■ AVAILABLE DATA
- - - - - - -

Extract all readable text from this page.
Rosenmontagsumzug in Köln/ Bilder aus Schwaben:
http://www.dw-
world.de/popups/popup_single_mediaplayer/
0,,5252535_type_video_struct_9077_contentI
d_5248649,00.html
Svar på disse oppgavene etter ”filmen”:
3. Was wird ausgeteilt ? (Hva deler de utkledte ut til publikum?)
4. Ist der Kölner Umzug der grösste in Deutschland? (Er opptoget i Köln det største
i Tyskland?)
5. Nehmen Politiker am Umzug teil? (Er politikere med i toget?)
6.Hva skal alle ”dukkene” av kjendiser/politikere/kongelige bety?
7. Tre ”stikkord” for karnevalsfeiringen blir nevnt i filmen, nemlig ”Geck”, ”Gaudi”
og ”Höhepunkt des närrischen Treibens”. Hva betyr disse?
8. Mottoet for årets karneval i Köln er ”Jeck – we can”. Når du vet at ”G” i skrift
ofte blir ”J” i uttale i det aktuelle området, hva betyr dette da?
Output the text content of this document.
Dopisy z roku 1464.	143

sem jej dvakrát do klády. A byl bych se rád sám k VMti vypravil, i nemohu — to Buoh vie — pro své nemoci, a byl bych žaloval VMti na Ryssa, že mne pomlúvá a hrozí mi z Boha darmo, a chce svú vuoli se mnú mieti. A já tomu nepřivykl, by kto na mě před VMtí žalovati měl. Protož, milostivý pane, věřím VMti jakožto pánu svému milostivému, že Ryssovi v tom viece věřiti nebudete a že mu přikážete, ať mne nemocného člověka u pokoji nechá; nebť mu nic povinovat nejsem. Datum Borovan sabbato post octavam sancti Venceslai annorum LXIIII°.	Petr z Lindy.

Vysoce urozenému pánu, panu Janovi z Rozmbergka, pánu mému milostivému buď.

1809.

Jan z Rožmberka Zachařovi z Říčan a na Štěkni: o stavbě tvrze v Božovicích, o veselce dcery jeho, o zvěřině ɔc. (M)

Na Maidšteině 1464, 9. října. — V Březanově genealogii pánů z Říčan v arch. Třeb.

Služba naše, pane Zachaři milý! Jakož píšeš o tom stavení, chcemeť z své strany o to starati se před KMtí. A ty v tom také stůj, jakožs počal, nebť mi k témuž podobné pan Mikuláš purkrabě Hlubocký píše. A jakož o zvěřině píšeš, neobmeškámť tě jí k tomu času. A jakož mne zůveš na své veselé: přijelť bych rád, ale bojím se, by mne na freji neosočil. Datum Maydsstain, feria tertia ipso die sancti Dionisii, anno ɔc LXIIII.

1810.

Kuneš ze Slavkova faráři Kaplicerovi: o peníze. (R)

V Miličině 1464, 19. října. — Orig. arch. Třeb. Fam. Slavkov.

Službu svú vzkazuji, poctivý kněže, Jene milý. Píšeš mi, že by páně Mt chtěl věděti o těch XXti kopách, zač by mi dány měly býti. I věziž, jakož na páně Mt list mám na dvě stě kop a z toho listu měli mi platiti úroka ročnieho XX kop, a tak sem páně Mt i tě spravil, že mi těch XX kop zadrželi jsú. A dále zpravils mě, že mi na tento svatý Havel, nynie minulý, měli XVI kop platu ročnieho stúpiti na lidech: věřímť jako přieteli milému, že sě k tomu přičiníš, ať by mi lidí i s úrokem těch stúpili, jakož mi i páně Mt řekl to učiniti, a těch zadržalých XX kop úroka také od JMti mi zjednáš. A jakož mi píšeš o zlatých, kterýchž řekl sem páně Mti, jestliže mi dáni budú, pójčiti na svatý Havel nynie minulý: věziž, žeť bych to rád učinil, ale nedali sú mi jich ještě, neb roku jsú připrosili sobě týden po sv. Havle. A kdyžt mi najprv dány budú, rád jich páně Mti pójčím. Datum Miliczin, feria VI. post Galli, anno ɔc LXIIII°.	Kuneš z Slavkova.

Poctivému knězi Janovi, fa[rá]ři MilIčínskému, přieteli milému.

- - - - - - -

■ INSTRUCTIONS FOR THE TASK
Scan the lines above for "Třeb", then copy every one that has it.

■ TASK RESULT
Na Maidšteině 1464, 9. října. — V Březanově genealogii pánů z Říčan v arch. Třeb.
V Miličině 1464, 19. října. — Orig. arch. Třeb. Fam. Slavkov.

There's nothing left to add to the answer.